▼

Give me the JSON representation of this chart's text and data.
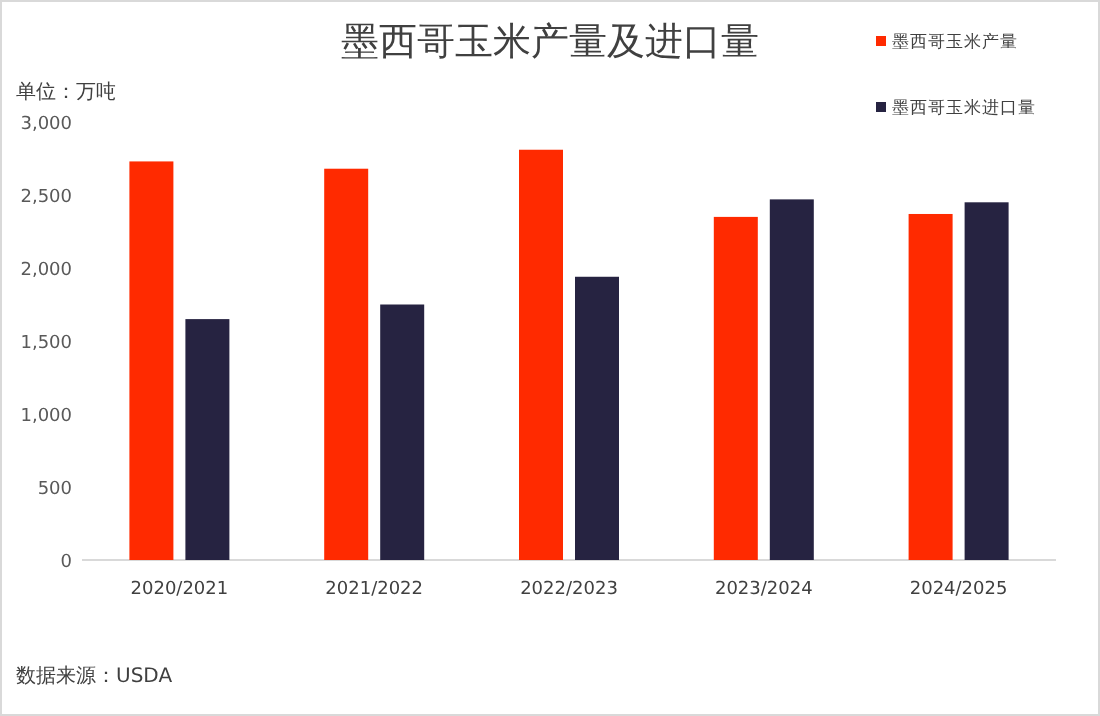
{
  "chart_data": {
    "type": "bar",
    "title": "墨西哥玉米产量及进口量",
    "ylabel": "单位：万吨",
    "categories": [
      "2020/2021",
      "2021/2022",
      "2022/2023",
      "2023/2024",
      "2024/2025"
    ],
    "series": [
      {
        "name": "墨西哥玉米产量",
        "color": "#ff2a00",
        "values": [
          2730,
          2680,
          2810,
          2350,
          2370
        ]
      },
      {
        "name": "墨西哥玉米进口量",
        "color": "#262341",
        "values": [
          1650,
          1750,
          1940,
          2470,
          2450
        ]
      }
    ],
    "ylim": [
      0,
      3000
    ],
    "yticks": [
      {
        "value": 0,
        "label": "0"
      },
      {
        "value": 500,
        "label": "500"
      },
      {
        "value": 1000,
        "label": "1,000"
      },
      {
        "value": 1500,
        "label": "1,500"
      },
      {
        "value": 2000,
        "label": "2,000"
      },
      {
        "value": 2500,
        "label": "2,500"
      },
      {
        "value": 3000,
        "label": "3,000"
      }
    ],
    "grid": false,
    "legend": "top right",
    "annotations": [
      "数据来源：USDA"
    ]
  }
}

▲

■ **REQUIRED TASK**
Copy the material above in full and exactly, skipping pictures.

■ **REPLY**
Give me the JSON representation of this chart's text and data.
{
  "chart_data": {
    "type": "bar",
    "title": "墨西哥玉米产量及进口量",
    "ylabel": "单位：万吨",
    "categories": [
      "2020/2021",
      "2021/2022",
      "2022/2023",
      "2023/2024",
      "2024/2025"
    ],
    "series": [
      {
        "name": "墨西哥玉米产量",
        "color": "#ff2a00",
        "values": [
          2730,
          2680,
          2810,
          2350,
          2370
        ]
      },
      {
        "name": "墨西哥玉米进口量",
        "color": "#262341",
        "values": [
          1650,
          1750,
          1940,
          2470,
          2450
        ]
      }
    ],
    "ylim": [
      0,
      3000
    ],
    "yticks": [
      {
        "value": 0,
        "label": "0"
      },
      {
        "value": 500,
        "label": "500"
      },
      {
        "value": 1000,
        "label": "1,000"
      },
      {
        "value": 1500,
        "label": "1,500"
      },
      {
        "value": 2000,
        "label": "2,000"
      },
      {
        "value": 2500,
        "label": "2,500"
      },
      {
        "value": 3000,
        "label": "3,000"
      }
    ],
    "grid": false,
    "legend": "top right",
    "annotations": [
      "数据来源：USDA"
    ]
  }
}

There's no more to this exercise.